[Stored items]

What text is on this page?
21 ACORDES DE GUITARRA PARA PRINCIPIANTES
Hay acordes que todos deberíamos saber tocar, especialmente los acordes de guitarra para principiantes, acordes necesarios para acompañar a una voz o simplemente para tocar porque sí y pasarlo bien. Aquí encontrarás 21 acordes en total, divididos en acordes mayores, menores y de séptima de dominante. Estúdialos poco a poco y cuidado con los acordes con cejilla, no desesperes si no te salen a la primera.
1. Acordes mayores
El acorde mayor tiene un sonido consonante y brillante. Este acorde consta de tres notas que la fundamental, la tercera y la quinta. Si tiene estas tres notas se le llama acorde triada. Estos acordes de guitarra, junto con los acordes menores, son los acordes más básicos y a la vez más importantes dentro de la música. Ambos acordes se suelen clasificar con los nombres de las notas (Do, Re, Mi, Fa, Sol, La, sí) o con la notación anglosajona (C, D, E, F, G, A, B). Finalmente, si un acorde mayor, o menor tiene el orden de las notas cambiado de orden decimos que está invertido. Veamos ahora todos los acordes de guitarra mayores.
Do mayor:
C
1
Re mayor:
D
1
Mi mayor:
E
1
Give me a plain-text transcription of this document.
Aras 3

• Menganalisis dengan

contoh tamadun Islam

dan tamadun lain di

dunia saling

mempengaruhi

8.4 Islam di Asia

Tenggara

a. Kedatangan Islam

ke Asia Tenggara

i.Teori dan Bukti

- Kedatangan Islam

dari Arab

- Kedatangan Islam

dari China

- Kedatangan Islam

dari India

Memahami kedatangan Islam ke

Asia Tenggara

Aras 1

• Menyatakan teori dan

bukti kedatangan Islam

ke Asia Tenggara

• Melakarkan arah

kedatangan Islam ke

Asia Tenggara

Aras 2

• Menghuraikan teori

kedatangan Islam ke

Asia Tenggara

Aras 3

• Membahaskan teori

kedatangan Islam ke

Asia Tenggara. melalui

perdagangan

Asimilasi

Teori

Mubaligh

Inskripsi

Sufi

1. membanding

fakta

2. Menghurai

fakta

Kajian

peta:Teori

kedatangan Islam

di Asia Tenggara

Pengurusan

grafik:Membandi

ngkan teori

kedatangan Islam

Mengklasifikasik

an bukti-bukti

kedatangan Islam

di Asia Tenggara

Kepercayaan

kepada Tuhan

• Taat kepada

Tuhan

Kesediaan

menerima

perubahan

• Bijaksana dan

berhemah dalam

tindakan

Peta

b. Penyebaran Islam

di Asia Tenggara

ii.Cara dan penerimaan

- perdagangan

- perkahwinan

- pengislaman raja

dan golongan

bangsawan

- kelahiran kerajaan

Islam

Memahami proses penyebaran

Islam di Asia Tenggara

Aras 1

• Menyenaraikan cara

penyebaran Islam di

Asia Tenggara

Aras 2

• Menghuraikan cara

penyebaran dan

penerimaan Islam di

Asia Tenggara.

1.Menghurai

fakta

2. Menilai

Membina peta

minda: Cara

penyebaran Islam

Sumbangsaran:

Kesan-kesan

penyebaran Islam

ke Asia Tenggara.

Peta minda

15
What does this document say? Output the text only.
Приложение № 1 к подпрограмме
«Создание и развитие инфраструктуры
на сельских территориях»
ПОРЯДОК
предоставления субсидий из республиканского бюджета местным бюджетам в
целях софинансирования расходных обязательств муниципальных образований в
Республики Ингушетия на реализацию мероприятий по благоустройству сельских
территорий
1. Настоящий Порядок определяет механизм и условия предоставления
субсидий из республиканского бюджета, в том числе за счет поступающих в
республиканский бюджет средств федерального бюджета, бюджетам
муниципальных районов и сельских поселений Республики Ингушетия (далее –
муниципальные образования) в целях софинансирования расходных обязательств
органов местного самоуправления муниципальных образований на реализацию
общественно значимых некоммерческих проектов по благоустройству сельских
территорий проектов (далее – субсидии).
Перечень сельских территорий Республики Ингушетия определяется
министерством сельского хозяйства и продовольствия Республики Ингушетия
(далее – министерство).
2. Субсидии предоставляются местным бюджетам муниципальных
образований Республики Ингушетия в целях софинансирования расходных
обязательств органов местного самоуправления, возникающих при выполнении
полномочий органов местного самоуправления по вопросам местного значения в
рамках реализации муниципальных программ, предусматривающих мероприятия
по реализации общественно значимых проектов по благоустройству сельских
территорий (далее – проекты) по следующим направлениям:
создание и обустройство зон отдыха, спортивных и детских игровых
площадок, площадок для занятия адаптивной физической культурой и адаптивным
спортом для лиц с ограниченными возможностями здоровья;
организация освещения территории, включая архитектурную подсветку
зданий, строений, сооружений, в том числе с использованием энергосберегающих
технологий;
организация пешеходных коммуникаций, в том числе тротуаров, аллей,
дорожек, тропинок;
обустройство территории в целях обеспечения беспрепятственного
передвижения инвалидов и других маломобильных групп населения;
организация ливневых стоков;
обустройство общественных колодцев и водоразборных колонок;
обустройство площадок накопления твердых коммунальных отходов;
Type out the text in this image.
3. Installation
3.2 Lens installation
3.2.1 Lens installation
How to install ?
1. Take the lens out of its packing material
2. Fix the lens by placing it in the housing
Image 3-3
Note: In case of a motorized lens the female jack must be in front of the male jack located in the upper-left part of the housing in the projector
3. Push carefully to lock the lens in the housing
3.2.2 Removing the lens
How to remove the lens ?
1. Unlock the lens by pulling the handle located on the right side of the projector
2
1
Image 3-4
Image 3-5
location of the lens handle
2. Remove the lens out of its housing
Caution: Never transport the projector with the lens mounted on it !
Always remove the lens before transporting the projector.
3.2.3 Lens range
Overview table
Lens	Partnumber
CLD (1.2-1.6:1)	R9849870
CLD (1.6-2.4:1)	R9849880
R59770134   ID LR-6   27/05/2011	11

● **GOAL**
Transcribe the data. Leave every line exactly as it is.

● **THE SOLUTION**
What text is on this page?
21 ACORDES DE GUITARRA PARA PRINCIPIANTES
Hay acordes que todos deberíamos saber tocar, especialmente los acordes de guitarra para principiantes, acordes necesarios para acompañar a una voz o simplemente para tocar porque sí y pasarlo bien. Aquí encontrarás 21 acordes en total, divididos en acordes mayores, menores y de séptima de dominante. Estúdialos poco a poco y cuidado con los acordes con cejilla, no desesperes si no te salen a la primera.
1. Acordes mayores
El acorde mayor tiene un sonido consonante y brillante. Este acorde consta de tres notas que la fundamental, la tercera y la quinta. Si tiene estas tres notas se le llama acorde triada. Estos acordes de guitarra, junto con los acordes menores, son los acordes más básicos y a la vez más importantes dentro de la música. Ambos acordes se suelen clasificar con los nombres de las notas (Do, Re, Mi, Fa, Sol, La, sí) o con la notación anglosajona (C, D, E, F, G, A, B). Finalmente, si un acorde mayor, o menor tiene el orden de las notas cambiado de orden decimos que está invertido. Veamos ahora todos los acordes de guitarra mayores.
Do mayor:
C
1
Re mayor:
D
1
Mi mayor:
E
1
Give me a plain-text transcription of this document.
Aras 3

• Menganalisis dengan

contoh tamadun Islam

dan tamadun lain di

dunia saling

mempengaruhi

8.4 Islam di Asia

Tenggara

a. Kedatangan Islam

ke Asia Tenggara

i.Teori dan Bukti

- Kedatangan Islam

dari Arab

- Kedatangan Islam

dari China

- Kedatangan Islam

dari India

Memahami kedatangan Islam ke

Asia Tenggara

Aras 1

• Menyatakan teori dan

bukti kedatangan Islam

ke Asia Tenggara

• Melakarkan arah

kedatangan Islam ke

Asia Tenggara

Aras 2

• Menghuraikan teori

kedatangan Islam ke

Asia Tenggara

Aras 3

• Membahaskan teori

kedatangan Islam ke

Asia Tenggara. melalui

perdagangan

Asimilasi

Teori

Mubaligh

Inskripsi

Sufi

1. membanding

fakta

2. Menghurai

fakta

Kajian

peta:Teori

kedatangan Islam

di Asia Tenggara

Pengurusan

grafik:Membandi

ngkan teori

kedatangan Islam

Mengklasifikasik

an bukti-bukti

kedatangan Islam

di Asia Tenggara

Kepercayaan

kepada Tuhan

• Taat kepada

Tuhan

Kesediaan

menerima

perubahan

• Bijaksana dan

berhemah dalam

tindakan

Peta

b. Penyebaran Islam

di Asia Tenggara

ii.Cara dan penerimaan

- perdagangan

- perkahwinan

- pengislaman raja

dan golongan

bangsawan

- kelahiran kerajaan

Islam

Memahami proses penyebaran

Islam di Asia Tenggara

Aras 1

• Menyenaraikan cara

penyebaran Islam di

Asia Tenggara

Aras 2

• Menghuraikan cara

penyebaran dan

penerimaan Islam di

Asia Tenggara.

1.Menghurai

fakta

2. Menilai

Membina peta

minda: Cara

penyebaran Islam

Sumbangsaran:

Kesan-kesan

penyebaran Islam

ke Asia Tenggara.

Peta minda

15
What does this document say? Output the text only.
Приложение № 1 к подпрограмме
«Создание и развитие инфраструктуры
на сельских территориях»
ПОРЯДОК
предоставления субсидий из республиканского бюджета местным бюджетам в
целях софинансирования расходных обязательств муниципальных образований в
Республики Ингушетия на реализацию мероприятий по благоустройству сельских
территорий
1. Настоящий Порядок определяет механизм и условия предоставления
субсидий из республиканского бюджета, в том числе за счет поступающих в
республиканский бюджет средств федерального бюджета, бюджетам
муниципальных районов и сельских поселений Республики Ингушетия (далее –
муниципальные образования) в целях софинансирования расходных обязательств
органов местного самоуправления муниципальных образований на реализацию
общественно значимых некоммерческих проектов по благоустройству сельских
территорий проектов (далее – субсидии).
Перечень сельских территорий Республики Ингушетия определяется
министерством сельского хозяйства и продовольствия Республики Ингушетия
(далее – министерство).
2. Субсидии предоставляются местным бюджетам муниципальных
образований Республики Ингушетия в целях софинансирования расходных
обязательств органов местного самоуправления, возникающих при выполнении
полномочий органов местного самоуправления по вопросам местного значения в
рамках реализации муниципальных программ, предусматривающих мероприятия
по реализации общественно значимых проектов по благоустройству сельских
территорий (далее – проекты) по следующим направлениям:
создание и обустройство зон отдыха, спортивных и детских игровых
площадок, площадок для занятия адаптивной физической культурой и адаптивным
спортом для лиц с ограниченными возможностями здоровья;
организация освещения территории, включая архитектурную подсветку
зданий, строений, сооружений, в том числе с использованием энергосберегающих
технологий;
организация пешеходных коммуникаций, в том числе тротуаров, аллей,
дорожек, тропинок;
обустройство территории в целях обеспечения беспрепятственного
передвижения инвалидов и других маломобильных групп населения;
организация ливневых стоков;
обустройство общественных колодцев и водоразборных колонок;
обустройство площадок накопления твердых коммунальных отходов;
Type out the text in this image.
3. Installation
3.2 Lens installation
3.2.1 Lens installation
How to install ?
1. Take the lens out of its packing material
2. Fix the lens by placing it in the housing
Image 3-3
Note: In case of a motorized lens the female jack must be in front of the male jack located in the upper-left part of the housing in the projector
3. Push carefully to lock the lens in the housing
3.2.2 Removing the lens
How to remove the lens ?
1. Unlock the lens by pulling the handle located on the right side of the projector
2
1
Image 3-4
Image 3-5
location of the lens handle
2. Remove the lens out of its housing
Caution: Never transport the projector with the lens mounted on it !
Always remove the lens before transporting the projector.
3.2.3 Lens range
Overview table
Lens	Partnumber
CLD (1.2-1.6:1)	R9849870
CLD (1.6-2.4:1)	R9849880
R59770134   ID LR-6   27/05/2011	11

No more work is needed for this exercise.